►

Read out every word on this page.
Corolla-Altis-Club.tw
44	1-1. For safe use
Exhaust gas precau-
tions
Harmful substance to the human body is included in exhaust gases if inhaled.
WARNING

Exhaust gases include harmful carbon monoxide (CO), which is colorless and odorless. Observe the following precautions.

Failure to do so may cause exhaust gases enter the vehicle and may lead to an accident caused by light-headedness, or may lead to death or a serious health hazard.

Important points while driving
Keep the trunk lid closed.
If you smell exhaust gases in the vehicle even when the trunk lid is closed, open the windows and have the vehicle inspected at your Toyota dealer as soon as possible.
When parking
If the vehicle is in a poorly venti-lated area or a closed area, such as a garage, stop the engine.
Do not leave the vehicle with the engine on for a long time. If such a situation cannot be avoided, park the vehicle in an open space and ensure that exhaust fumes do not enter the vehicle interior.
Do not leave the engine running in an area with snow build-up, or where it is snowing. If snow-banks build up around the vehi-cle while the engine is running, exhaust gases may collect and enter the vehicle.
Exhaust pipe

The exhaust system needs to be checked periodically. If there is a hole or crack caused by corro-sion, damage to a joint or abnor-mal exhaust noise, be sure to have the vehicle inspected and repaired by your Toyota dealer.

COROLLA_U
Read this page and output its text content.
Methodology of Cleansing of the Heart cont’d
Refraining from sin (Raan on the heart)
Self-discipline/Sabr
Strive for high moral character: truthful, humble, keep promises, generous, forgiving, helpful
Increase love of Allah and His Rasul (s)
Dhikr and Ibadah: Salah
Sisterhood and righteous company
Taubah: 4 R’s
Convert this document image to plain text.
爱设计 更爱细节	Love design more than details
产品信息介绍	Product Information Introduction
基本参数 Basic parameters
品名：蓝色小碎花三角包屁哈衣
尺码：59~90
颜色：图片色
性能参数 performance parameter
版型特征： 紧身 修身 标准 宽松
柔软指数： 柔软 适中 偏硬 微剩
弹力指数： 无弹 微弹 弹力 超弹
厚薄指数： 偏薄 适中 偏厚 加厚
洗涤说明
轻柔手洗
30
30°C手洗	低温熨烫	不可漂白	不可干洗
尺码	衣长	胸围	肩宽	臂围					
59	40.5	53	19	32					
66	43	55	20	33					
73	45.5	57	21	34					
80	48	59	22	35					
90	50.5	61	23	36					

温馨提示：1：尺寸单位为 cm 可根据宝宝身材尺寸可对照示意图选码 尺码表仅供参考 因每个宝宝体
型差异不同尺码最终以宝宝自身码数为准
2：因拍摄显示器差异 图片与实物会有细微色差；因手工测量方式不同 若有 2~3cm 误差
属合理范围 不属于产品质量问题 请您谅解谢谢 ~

◄

# What you will do:
Write out all the entries exactly.

# Expected answer:
Read out every word on this page.
Corolla-Altis-Club.tw
44	1-1. For safe use
Exhaust gas precau-
tions
Harmful substance to the human body is included in exhaust gases if inhaled.
WARNING

Exhaust gases include harmful carbon monoxide (CO), which is colorless and odorless. Observe the following precautions.

Failure to do so may cause exhaust gases enter the vehicle and may lead to an accident caused by light-headedness, or may lead to death or a serious health hazard.

Important points while driving
Keep the trunk lid closed.
If you smell exhaust gases in the vehicle even when the trunk lid is closed, open the windows and have the vehicle inspected at your Toyota dealer as soon as possible.
When parking
If the vehicle is in a poorly venti-lated area or a closed area, such as a garage, stop the engine.
Do not leave the vehicle with the engine on for a long time. If such a situation cannot be avoided, park the vehicle in an open space and ensure that exhaust fumes do not enter the vehicle interior.
Do not leave the engine running in an area with snow build-up, or where it is snowing. If snow-banks build up around the vehi-cle while the engine is running, exhaust gases may collect and enter the vehicle.
Exhaust pipe

The exhaust system needs to be checked periodically. If there is a hole or crack caused by corro-sion, damage to a joint or abnor-mal exhaust noise, be sure to have the vehicle inspected and repaired by your Toyota dealer.

COROLLA_U
Read this page and output its text content.
Methodology of Cleansing of the Heart cont’d
Refraining from sin (Raan on the heart)
Self-discipline/Sabr
Strive for high moral character: truthful, humble, keep promises, generous, forgiving, helpful
Increase love of Allah and His Rasul (s)
Dhikr and Ibadah: Salah
Sisterhood and righteous company
Taubah: 4 R’s
Convert this document image to plain text.
爱设计 更爱细节	Love design more than details
产品信息介绍	Product Information Introduction
基本参数 Basic parameters
品名：蓝色小碎花三角包屁哈衣
尺码：59~90
颜色：图片色
性能参数 performance parameter
版型特征： 紧身 修身 标准 宽松
柔软指数： 柔软 适中 偏硬 微剩
弹力指数： 无弹 微弹 弹力 超弹
厚薄指数： 偏薄 适中 偏厚 加厚
洗涤说明
轻柔手洗
30
30°C手洗	低温熨烫	不可漂白	不可干洗
尺码	衣长	胸围	肩宽	臂围					
59	40.5	53	19	32					
66	43	55	20	33					
73	45.5	57	21	34					
80	48	59	22	35					
90	50.5	61	23	36					

温馨提示：1：尺寸单位为 cm 可根据宝宝身材尺寸可对照示意图选码 尺码表仅供参考 因每个宝宝体
型差异不同尺码最终以宝宝自身码数为准
2：因拍摄显示器差异 图片与实物会有细微色差；因手工测量方式不同 若有 2~3cm 误差
属合理范围 不属于产品质量问题 请您谅解谢谢 ~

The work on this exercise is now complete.